## Start Dataset extract

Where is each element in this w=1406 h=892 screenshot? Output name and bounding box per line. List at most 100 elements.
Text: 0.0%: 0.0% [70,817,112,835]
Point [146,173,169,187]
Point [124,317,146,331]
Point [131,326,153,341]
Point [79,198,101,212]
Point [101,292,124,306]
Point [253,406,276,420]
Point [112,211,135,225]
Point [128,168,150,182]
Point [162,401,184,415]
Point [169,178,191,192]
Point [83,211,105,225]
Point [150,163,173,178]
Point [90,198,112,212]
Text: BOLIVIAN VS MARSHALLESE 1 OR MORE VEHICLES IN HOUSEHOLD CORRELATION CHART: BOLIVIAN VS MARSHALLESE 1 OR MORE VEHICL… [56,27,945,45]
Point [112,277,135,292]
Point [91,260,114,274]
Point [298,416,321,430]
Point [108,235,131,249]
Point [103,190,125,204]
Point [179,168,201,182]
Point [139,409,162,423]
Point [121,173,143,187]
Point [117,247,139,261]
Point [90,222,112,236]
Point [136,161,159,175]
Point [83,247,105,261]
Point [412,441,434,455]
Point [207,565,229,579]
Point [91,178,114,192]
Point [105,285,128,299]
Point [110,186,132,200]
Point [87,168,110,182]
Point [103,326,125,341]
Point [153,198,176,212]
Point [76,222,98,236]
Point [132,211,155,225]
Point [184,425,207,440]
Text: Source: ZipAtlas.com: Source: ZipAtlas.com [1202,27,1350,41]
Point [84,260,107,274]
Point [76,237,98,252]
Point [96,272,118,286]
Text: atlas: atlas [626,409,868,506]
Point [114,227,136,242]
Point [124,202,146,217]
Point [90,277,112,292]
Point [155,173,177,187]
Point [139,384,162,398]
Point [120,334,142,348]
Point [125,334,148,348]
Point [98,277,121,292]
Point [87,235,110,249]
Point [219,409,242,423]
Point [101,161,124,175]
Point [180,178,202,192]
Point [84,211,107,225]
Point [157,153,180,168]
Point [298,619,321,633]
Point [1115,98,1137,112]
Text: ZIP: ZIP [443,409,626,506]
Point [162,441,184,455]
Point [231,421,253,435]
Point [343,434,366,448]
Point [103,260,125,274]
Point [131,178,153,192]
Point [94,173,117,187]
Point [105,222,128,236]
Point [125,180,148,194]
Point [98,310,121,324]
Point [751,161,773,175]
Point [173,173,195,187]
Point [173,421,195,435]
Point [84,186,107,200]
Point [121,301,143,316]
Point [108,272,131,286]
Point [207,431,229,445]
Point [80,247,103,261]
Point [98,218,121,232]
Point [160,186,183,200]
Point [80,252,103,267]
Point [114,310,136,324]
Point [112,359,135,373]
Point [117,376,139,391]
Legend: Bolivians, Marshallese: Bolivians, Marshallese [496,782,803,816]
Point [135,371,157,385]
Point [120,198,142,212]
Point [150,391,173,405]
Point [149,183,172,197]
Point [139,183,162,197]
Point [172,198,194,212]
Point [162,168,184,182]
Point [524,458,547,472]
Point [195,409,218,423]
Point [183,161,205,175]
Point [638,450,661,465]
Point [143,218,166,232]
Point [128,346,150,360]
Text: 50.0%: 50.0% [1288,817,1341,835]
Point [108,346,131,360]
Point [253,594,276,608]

## End Dataset extract

Can you lay out each line of the records above as a Markdown table with the columns Row and Record line, numbering the rows and leaving out any blank lines?

_Solution for this exercise_.
| Row | Record line |
|---|---|
| 1 | Where is each element in this w=1406 h=892 screenshot? Output name and bounding box per line. List at most 100 elements. |
| 2 | Text: 0.0%: 0.0% [70,817,112,835] |
| 3 | Point [146,173,169,187] |
| 4 | Point [124,317,146,331] |
| 5 | Point [131,326,153,341] |
| 6 | Point [79,198,101,212] |
| 7 | Point [101,292,124,306] |
| 8 | Point [253,406,276,420] |
| 9 | Point [112,211,135,225] |
| 10 | Point [128,168,150,182] |
| 11 | Point [162,401,184,415] |
| 12 | Point [169,178,191,192] |
| 13 | Point [83,211,105,225] |
| 14 | Point [150,163,173,178] |
| 15 | Point [90,198,112,212] |
| 16 | Text: BOLIVIAN VS MARSHALLESE 1 OR MORE VEHICLES IN HOUSEHOLD CORRELATION CHART: BOLIVIAN VS MARSHALLESE 1 OR MORE VEHICL… [56,27,945,45] |
| 17 | Point [112,277,135,292] |
| 18 | Point [91,260,114,274] |
| 19 | Point [298,416,321,430] |
| 20 | Point [108,235,131,249] |
| 21 | Point [103,190,125,204] |
| 22 | Point [179,168,201,182] |
| 23 | Point [139,409,162,423] |
| 24 | Point [121,173,143,187] |
| 25 | Point [117,247,139,261] |
| 26 | Point [90,222,112,236] |
| 27 | Point [136,161,159,175] |
| 28 | Point [83,247,105,261] |
| 29 | Point [412,441,434,455] |
| 30 | Point [207,565,229,579] |
| 31 | Point [91,178,114,192] |
| 32 | Point [105,285,128,299] |
| 33 | Point [110,186,132,200] |
| 34 | Point [87,168,110,182] |
| 35 | Point [103,326,125,341] |
| 36 | Point [153,198,176,212] |
| 37 | Point [76,222,98,236] |
| 38 | Point [132,211,155,225] |
| 39 | Point [184,425,207,440] |
| 40 | Text: Source: ZipAtlas.com: Source: ZipAtlas.com [1202,27,1350,41] |
| 41 | Point [84,260,107,274] |
| 42 | Point [76,237,98,252] |
| 43 | Point [96,272,118,286] |
| 44 | Text: atlas: atlas [626,409,868,506] |
| 45 | Point [114,227,136,242] |
| 46 | Point [124,202,146,217] |
| 47 | Point [90,277,112,292] |
| 48 | Point [155,173,177,187] |
| 49 | Point [139,384,162,398] |
| 50 | Point [120,334,142,348] |
| 51 | Point [125,334,148,348] |
| 52 | Point [98,277,121,292] |
| 53 | Point [87,235,110,249] |
| 54 | Point [219,409,242,423] |
| 55 | Point [101,161,124,175] |
| 56 | Point [180,178,202,192] |
| 57 | Point [84,211,107,225] |
| 58 | Point [157,153,180,168] |
| 59 | Point [298,619,321,633] |
| 60 | Point [1115,98,1137,112] |
| 61 | Text: ZIP: ZIP [443,409,626,506] |
| 62 | Point [162,441,184,455] |
| 63 | Point [231,421,253,435] |
| 64 | Point [343,434,366,448] |
| 65 | Point [103,260,125,274] |
| 66 | Point [131,178,153,192] |
| 67 | Point [94,173,117,187] |
| 68 | Point [105,222,128,236] |
| 69 | Point [125,180,148,194] |
| 70 | Point [98,310,121,324] |
| 71 | Point [751,161,773,175] |
| 72 | Point [173,173,195,187] |
| 73 | Point [173,421,195,435] |
| 74 | Point [84,186,107,200] |
| 75 | Point [121,301,143,316] |
| 76 | Point [108,272,131,286] |
| 77 | Point [207,431,229,445] |
| 78 | Point [80,247,103,261] |
| 79 | Point [98,218,121,232] |
| 80 | Point [160,186,183,200] |
| 81 | Point [80,252,103,267] |
| 82 | Point [114,310,136,324] |
| 83 | Point [112,359,135,373] |
| 84 | Point [117,376,139,391] |
| 85 | Legend: Bolivians, Marshallese: Bolivians, Marshallese [496,782,803,816] |
| 86 | Point [135,371,157,385] |
| 87 | Point [120,198,142,212] |
| 88 | Point [150,391,173,405] |
| 89 | Point [149,183,172,197] |
| 90 | Point [139,183,162,197] |
| 91 | Point [172,198,194,212] |
| 92 | Point [162,168,184,182] |
| 93 | Point [524,458,547,472] |
| 94 | Point [195,409,218,423] |
| 95 | Point [183,161,205,175] |
| 96 | Point [638,450,661,465] |
| 97 | Point [143,218,166,232] |
| 98 | Point [128,346,150,360] |
| 99 | Text: 50.0%: 50.0% [1288,817,1341,835] |
| 100 | Point [108,346,131,360] |
| 101 | Point [253,594,276,608] |